Records provided:
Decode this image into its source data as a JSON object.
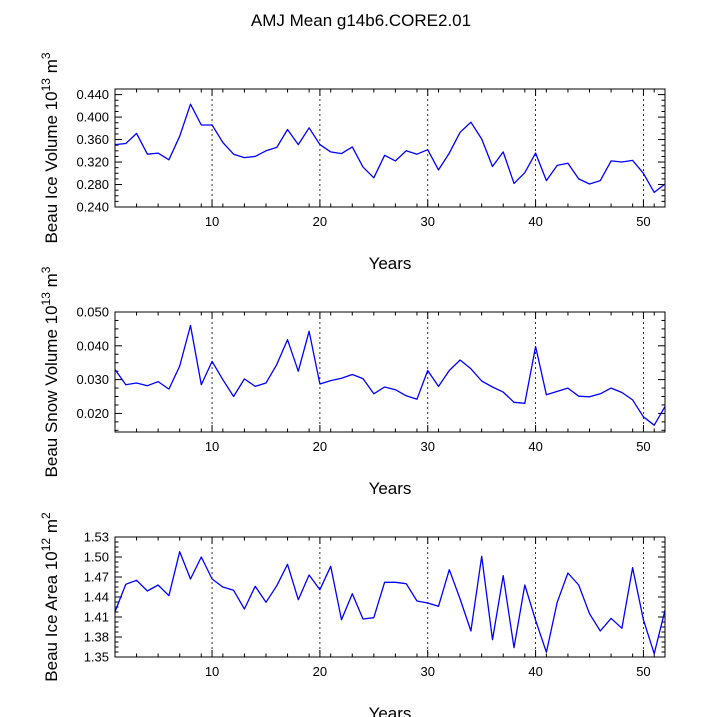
{
  "title": "AMJ Mean g14b6.CORE2.01",
  "colors": {
    "line": "#0000ff",
    "axis": "#000000",
    "refline": "#000000"
  },
  "chart_data": [
    {
      "type": "line",
      "xlabel": "Years",
      "ylabel": "Beau Ice Volume",
      "yunit": "10",
      "yunit_exp": "13",
      "yunit_tail": " m",
      "yunit_tail_exp": "3",
      "xlim": [
        1,
        52
      ],
      "ylim": [
        0.24,
        0.45
      ],
      "xticks": [
        10,
        20,
        30,
        40,
        50
      ],
      "xtick_labels": [
        "10",
        "20",
        "30",
        "40",
        "50"
      ],
      "yticks": [
        0.24,
        0.28,
        0.32,
        0.36,
        0.4,
        0.44
      ],
      "ytick_labels": [
        "0.240",
        "0.280",
        "0.320",
        "0.360",
        "0.400",
        "0.440"
      ],
      "vlines": [
        10,
        20,
        30,
        40,
        50
      ],
      "x": [
        1,
        2,
        3,
        4,
        5,
        6,
        7,
        8,
        9,
        10,
        11,
        12,
        13,
        14,
        15,
        16,
        17,
        18,
        19,
        20,
        21,
        22,
        23,
        24,
        25,
        26,
        27,
        28,
        29,
        30,
        31,
        32,
        33,
        34,
        35,
        36,
        37,
        38,
        39,
        40,
        41,
        42,
        43,
        44,
        45,
        46,
        47,
        48,
        49,
        50,
        51,
        52
      ],
      "y": [
        0.351,
        0.353,
        0.371,
        0.334,
        0.336,
        0.324,
        0.366,
        0.423,
        0.386,
        0.386,
        0.355,
        0.334,
        0.328,
        0.33,
        0.34,
        0.346,
        0.378,
        0.351,
        0.381,
        0.351,
        0.338,
        0.335,
        0.347,
        0.311,
        0.292,
        0.332,
        0.322,
        0.34,
        0.334,
        0.342,
        0.306,
        0.336,
        0.373,
        0.391,
        0.361,
        0.312,
        0.338,
        0.282,
        0.301,
        0.336,
        0.287,
        0.314,
        0.318,
        0.29,
        0.281,
        0.287,
        0.322,
        0.32,
        0.323,
        0.3,
        0.266,
        0.281
      ]
    },
    {
      "type": "line",
      "xlabel": "Years",
      "ylabel": "Beau Snow Volume",
      "yunit": "10",
      "yunit_exp": "13",
      "yunit_tail": " m",
      "yunit_tail_exp": "3",
      "xlim": [
        1,
        52
      ],
      "ylim": [
        0.0145,
        0.05
      ],
      "xticks": [
        10,
        20,
        30,
        40,
        50
      ],
      "xtick_labels": [
        "10",
        "20",
        "30",
        "40",
        "50"
      ],
      "yticks": [
        0.02,
        0.03,
        0.04,
        0.05
      ],
      "ytick_labels": [
        "0.020",
        "0.030",
        "0.040",
        "0.050"
      ],
      "vlines": [
        10,
        20,
        30,
        40,
        50
      ],
      "x": [
        1,
        2,
        3,
        4,
        5,
        6,
        7,
        8,
        9,
        10,
        11,
        12,
        13,
        14,
        15,
        16,
        17,
        18,
        19,
        20,
        21,
        22,
        23,
        24,
        25,
        26,
        27,
        28,
        29,
        30,
        31,
        32,
        33,
        34,
        35,
        36,
        37,
        38,
        39,
        40,
        41,
        42,
        43,
        44,
        45,
        46,
        47,
        48,
        49,
        50,
        51,
        52
      ],
      "y": [
        0.033,
        0.0285,
        0.029,
        0.0282,
        0.0294,
        0.0272,
        0.034,
        0.046,
        0.0285,
        0.0354,
        0.03,
        0.025,
        0.0302,
        0.028,
        0.029,
        0.0345,
        0.0418,
        0.0325,
        0.0443,
        0.0287,
        0.0297,
        0.0304,
        0.0315,
        0.0303,
        0.0258,
        0.0278,
        0.027,
        0.0252,
        0.0242,
        0.0327,
        0.028,
        0.0327,
        0.0358,
        0.0332,
        0.0296,
        0.0278,
        0.0263,
        0.0233,
        0.023,
        0.0398,
        0.0255,
        0.0265,
        0.0275,
        0.0251,
        0.0249,
        0.0258,
        0.0275,
        0.0262,
        0.024,
        0.019,
        0.0165,
        0.022
      ]
    },
    {
      "type": "line",
      "xlabel": "Years",
      "ylabel": "Beau Ice Area",
      "yunit": "10",
      "yunit_exp": "12",
      "yunit_tail": " m",
      "yunit_tail_exp": "2",
      "xlim": [
        1,
        52
      ],
      "ylim": [
        1.35,
        1.53
      ],
      "xticks": [
        10,
        20,
        30,
        40,
        50
      ],
      "xtick_labels": [
        "10",
        "20",
        "30",
        "40",
        "50"
      ],
      "yticks": [
        1.35,
        1.38,
        1.41,
        1.44,
        1.47,
        1.5,
        1.53
      ],
      "ytick_labels": [
        "1.35",
        "1.38",
        "1.41",
        "1.44",
        "1.47",
        "1.50",
        "1.53"
      ],
      "vlines": [
        10,
        20,
        30,
        40,
        50
      ],
      "x": [
        1,
        2,
        3,
        4,
        5,
        6,
        7,
        8,
        9,
        10,
        11,
        12,
        13,
        14,
        15,
        16,
        17,
        18,
        19,
        20,
        21,
        22,
        23,
        24,
        25,
        26,
        27,
        28,
        29,
        30,
        31,
        32,
        33,
        34,
        35,
        36,
        37,
        38,
        39,
        40,
        41,
        42,
        43,
        44,
        45,
        46,
        47,
        48,
        49,
        50,
        51,
        52
      ],
      "y": [
        1.418,
        1.459,
        1.465,
        1.449,
        1.458,
        1.442,
        1.508,
        1.467,
        1.5,
        1.467,
        1.455,
        1.45,
        1.422,
        1.456,
        1.432,
        1.457,
        1.489,
        1.436,
        1.473,
        1.451,
        1.486,
        1.406,
        1.445,
        1.407,
        1.409,
        1.462,
        1.462,
        1.46,
        1.434,
        1.431,
        1.426,
        1.481,
        1.437,
        1.389,
        1.501,
        1.376,
        1.472,
        1.364,
        1.458,
        1.405,
        1.357,
        1.432,
        1.476,
        1.458,
        1.415,
        1.389,
        1.408,
        1.393,
        1.484,
        1.406,
        1.355,
        1.42
      ]
    }
  ]
}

The problem: Repeat the data above exactly, but not the pictures.

Answer in full:
Decode this image into its source data as a JSON object.
{
  "title": "AMJ Mean g14b6.CORE2.01",
  "colors": {
    "line": "#0000ff",
    "axis": "#000000",
    "refline": "#000000"
  },
  "chart_data": [
    {
      "type": "line",
      "xlabel": "Years",
      "ylabel": "Beau Ice Volume",
      "yunit": "10",
      "yunit_exp": "13",
      "yunit_tail": " m",
      "yunit_tail_exp": "3",
      "xlim": [
        1,
        52
      ],
      "ylim": [
        0.24,
        0.45
      ],
      "xticks": [
        10,
        20,
        30,
        40,
        50
      ],
      "xtick_labels": [
        "10",
        "20",
        "30",
        "40",
        "50"
      ],
      "yticks": [
        0.24,
        0.28,
        0.32,
        0.36,
        0.4,
        0.44
      ],
      "ytick_labels": [
        "0.240",
        "0.280",
        "0.320",
        "0.360",
        "0.400",
        "0.440"
      ],
      "vlines": [
        10,
        20,
        30,
        40,
        50
      ],
      "x": [
        1,
        2,
        3,
        4,
        5,
        6,
        7,
        8,
        9,
        10,
        11,
        12,
        13,
        14,
        15,
        16,
        17,
        18,
        19,
        20,
        21,
        22,
        23,
        24,
        25,
        26,
        27,
        28,
        29,
        30,
        31,
        32,
        33,
        34,
        35,
        36,
        37,
        38,
        39,
        40,
        41,
        42,
        43,
        44,
        45,
        46,
        47,
        48,
        49,
        50,
        51,
        52
      ],
      "y": [
        0.351,
        0.353,
        0.371,
        0.334,
        0.336,
        0.324,
        0.366,
        0.423,
        0.386,
        0.386,
        0.355,
        0.334,
        0.328,
        0.33,
        0.34,
        0.346,
        0.378,
        0.351,
        0.381,
        0.351,
        0.338,
        0.335,
        0.347,
        0.311,
        0.292,
        0.332,
        0.322,
        0.34,
        0.334,
        0.342,
        0.306,
        0.336,
        0.373,
        0.391,
        0.361,
        0.312,
        0.338,
        0.282,
        0.301,
        0.336,
        0.287,
        0.314,
        0.318,
        0.29,
        0.281,
        0.287,
        0.322,
        0.32,
        0.323,
        0.3,
        0.266,
        0.281
      ]
    },
    {
      "type": "line",
      "xlabel": "Years",
      "ylabel": "Beau Snow Volume",
      "yunit": "10",
      "yunit_exp": "13",
      "yunit_tail": " m",
      "yunit_tail_exp": "3",
      "xlim": [
        1,
        52
      ],
      "ylim": [
        0.0145,
        0.05
      ],
      "xticks": [
        10,
        20,
        30,
        40,
        50
      ],
      "xtick_labels": [
        "10",
        "20",
        "30",
        "40",
        "50"
      ],
      "yticks": [
        0.02,
        0.03,
        0.04,
        0.05
      ],
      "ytick_labels": [
        "0.020",
        "0.030",
        "0.040",
        "0.050"
      ],
      "vlines": [
        10,
        20,
        30,
        40,
        50
      ],
      "x": [
        1,
        2,
        3,
        4,
        5,
        6,
        7,
        8,
        9,
        10,
        11,
        12,
        13,
        14,
        15,
        16,
        17,
        18,
        19,
        20,
        21,
        22,
        23,
        24,
        25,
        26,
        27,
        28,
        29,
        30,
        31,
        32,
        33,
        34,
        35,
        36,
        37,
        38,
        39,
        40,
        41,
        42,
        43,
        44,
        45,
        46,
        47,
        48,
        49,
        50,
        51,
        52
      ],
      "y": [
        0.033,
        0.0285,
        0.029,
        0.0282,
        0.0294,
        0.0272,
        0.034,
        0.046,
        0.0285,
        0.0354,
        0.03,
        0.025,
        0.0302,
        0.028,
        0.029,
        0.0345,
        0.0418,
        0.0325,
        0.0443,
        0.0287,
        0.0297,
        0.0304,
        0.0315,
        0.0303,
        0.0258,
        0.0278,
        0.027,
        0.0252,
        0.0242,
        0.0327,
        0.028,
        0.0327,
        0.0358,
        0.0332,
        0.0296,
        0.0278,
        0.0263,
        0.0233,
        0.023,
        0.0398,
        0.0255,
        0.0265,
        0.0275,
        0.0251,
        0.0249,
        0.0258,
        0.0275,
        0.0262,
        0.024,
        0.019,
        0.0165,
        0.022
      ]
    },
    {
      "type": "line",
      "xlabel": "Years",
      "ylabel": "Beau Ice Area",
      "yunit": "10",
      "yunit_exp": "12",
      "yunit_tail": " m",
      "yunit_tail_exp": "2",
      "xlim": [
        1,
        52
      ],
      "ylim": [
        1.35,
        1.53
      ],
      "xticks": [
        10,
        20,
        30,
        40,
        50
      ],
      "xtick_labels": [
        "10",
        "20",
        "30",
        "40",
        "50"
      ],
      "yticks": [
        1.35,
        1.38,
        1.41,
        1.44,
        1.47,
        1.5,
        1.53
      ],
      "ytick_labels": [
        "1.35",
        "1.38",
        "1.41",
        "1.44",
        "1.47",
        "1.50",
        "1.53"
      ],
      "vlines": [
        10,
        20,
        30,
        40,
        50
      ],
      "x": [
        1,
        2,
        3,
        4,
        5,
        6,
        7,
        8,
        9,
        10,
        11,
        12,
        13,
        14,
        15,
        16,
        17,
        18,
        19,
        20,
        21,
        22,
        23,
        24,
        25,
        26,
        27,
        28,
        29,
        30,
        31,
        32,
        33,
        34,
        35,
        36,
        37,
        38,
        39,
        40,
        41,
        42,
        43,
        44,
        45,
        46,
        47,
        48,
        49,
        50,
        51,
        52
      ],
      "y": [
        1.418,
        1.459,
        1.465,
        1.449,
        1.458,
        1.442,
        1.508,
        1.467,
        1.5,
        1.467,
        1.455,
        1.45,
        1.422,
        1.456,
        1.432,
        1.457,
        1.489,
        1.436,
        1.473,
        1.451,
        1.486,
        1.406,
        1.445,
        1.407,
        1.409,
        1.462,
        1.462,
        1.46,
        1.434,
        1.431,
        1.426,
        1.481,
        1.437,
        1.389,
        1.501,
        1.376,
        1.472,
        1.364,
        1.458,
        1.405,
        1.357,
        1.432,
        1.476,
        1.458,
        1.415,
        1.389,
        1.408,
        1.393,
        1.484,
        1.406,
        1.355,
        1.42
      ]
    }
  ]
}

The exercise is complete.